> _EXERCISE TASK_
Look below for the line with "What text is on this page?". Extract that line and each one after it through the last, word for word.

> _ENTRIES PROVIDED_
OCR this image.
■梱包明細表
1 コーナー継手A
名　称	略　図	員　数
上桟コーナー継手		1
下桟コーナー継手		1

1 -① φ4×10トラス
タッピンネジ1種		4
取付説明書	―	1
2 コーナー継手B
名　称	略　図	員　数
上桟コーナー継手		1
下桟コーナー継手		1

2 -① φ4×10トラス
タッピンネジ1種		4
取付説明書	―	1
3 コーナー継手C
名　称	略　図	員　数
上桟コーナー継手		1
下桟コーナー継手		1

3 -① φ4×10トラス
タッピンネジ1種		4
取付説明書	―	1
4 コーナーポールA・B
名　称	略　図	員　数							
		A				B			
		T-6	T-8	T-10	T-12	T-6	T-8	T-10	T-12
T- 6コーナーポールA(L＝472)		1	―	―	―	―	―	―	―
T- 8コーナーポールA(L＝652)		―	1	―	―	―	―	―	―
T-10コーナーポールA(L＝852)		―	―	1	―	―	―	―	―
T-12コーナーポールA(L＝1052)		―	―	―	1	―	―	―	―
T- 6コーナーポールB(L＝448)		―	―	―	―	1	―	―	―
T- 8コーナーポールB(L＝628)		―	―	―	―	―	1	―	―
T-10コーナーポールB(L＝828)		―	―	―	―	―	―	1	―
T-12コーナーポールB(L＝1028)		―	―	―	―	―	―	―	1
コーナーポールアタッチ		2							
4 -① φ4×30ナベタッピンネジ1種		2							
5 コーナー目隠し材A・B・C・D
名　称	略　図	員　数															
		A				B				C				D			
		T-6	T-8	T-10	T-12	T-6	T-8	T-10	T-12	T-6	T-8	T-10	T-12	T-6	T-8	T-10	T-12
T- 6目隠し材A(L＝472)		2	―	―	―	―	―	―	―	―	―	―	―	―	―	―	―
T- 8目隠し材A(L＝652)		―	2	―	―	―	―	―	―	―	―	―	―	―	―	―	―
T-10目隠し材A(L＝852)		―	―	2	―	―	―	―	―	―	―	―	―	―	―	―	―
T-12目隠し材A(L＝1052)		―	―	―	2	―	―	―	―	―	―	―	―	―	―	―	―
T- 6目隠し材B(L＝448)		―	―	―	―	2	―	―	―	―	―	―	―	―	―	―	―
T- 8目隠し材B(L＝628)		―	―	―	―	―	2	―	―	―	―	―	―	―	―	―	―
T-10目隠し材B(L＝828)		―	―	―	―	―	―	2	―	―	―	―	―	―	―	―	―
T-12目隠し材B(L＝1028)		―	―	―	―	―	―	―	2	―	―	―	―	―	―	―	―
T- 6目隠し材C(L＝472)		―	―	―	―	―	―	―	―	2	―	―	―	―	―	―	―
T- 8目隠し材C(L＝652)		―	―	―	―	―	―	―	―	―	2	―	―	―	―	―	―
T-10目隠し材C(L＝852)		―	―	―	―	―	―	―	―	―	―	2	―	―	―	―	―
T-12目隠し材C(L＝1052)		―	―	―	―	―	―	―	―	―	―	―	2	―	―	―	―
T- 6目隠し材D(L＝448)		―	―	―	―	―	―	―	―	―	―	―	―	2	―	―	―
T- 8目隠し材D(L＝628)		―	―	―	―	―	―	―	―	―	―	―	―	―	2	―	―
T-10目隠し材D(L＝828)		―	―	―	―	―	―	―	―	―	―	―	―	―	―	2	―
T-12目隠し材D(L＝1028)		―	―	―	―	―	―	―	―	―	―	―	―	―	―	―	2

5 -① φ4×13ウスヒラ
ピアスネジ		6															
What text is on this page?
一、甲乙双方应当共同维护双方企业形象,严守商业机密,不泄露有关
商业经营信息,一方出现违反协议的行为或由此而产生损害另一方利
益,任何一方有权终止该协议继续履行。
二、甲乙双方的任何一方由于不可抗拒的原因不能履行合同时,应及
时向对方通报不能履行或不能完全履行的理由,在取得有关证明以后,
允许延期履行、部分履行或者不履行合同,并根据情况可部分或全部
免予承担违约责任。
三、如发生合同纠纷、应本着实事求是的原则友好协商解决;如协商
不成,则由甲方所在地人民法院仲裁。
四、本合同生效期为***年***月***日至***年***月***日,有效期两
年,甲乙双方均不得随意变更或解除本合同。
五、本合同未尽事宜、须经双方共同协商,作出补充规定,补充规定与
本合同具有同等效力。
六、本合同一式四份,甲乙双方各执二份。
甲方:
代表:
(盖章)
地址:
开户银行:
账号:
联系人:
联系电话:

> _WORKED ANSWER_
What text is on this page?
一、甲乙双方应当共同维护双方企业形象,严守商业机密,不泄露有关
商业经营信息,一方出现违反协议的行为或由此而产生损害另一方利
益,任何一方有权终止该协议继续履行。
二、甲乙双方的任何一方由于不可抗拒的原因不能履行合同时,应及
时向对方通报不能履行或不能完全履行的理由,在取得有关证明以后,
允许延期履行、部分履行或者不履行合同,并根据情况可部分或全部
免予承担违约责任。
三、如发生合同纠纷、应本着实事求是的原则友好协商解决;如协商
不成,则由甲方所在地人民法院仲裁。
四、本合同生效期为***年***月***日至***年***月***日,有效期两
年,甲乙双方均不得随意变更或解除本合同。
五、本合同未尽事宜、须经双方共同协商,作出补充规定,补充规定与
本合同具有同等效力。
六、本合同一式四份,甲乙双方各执二份。
甲方:
代表:
(盖章)
地址:
开户银行:
账号:
联系人:
联系电话:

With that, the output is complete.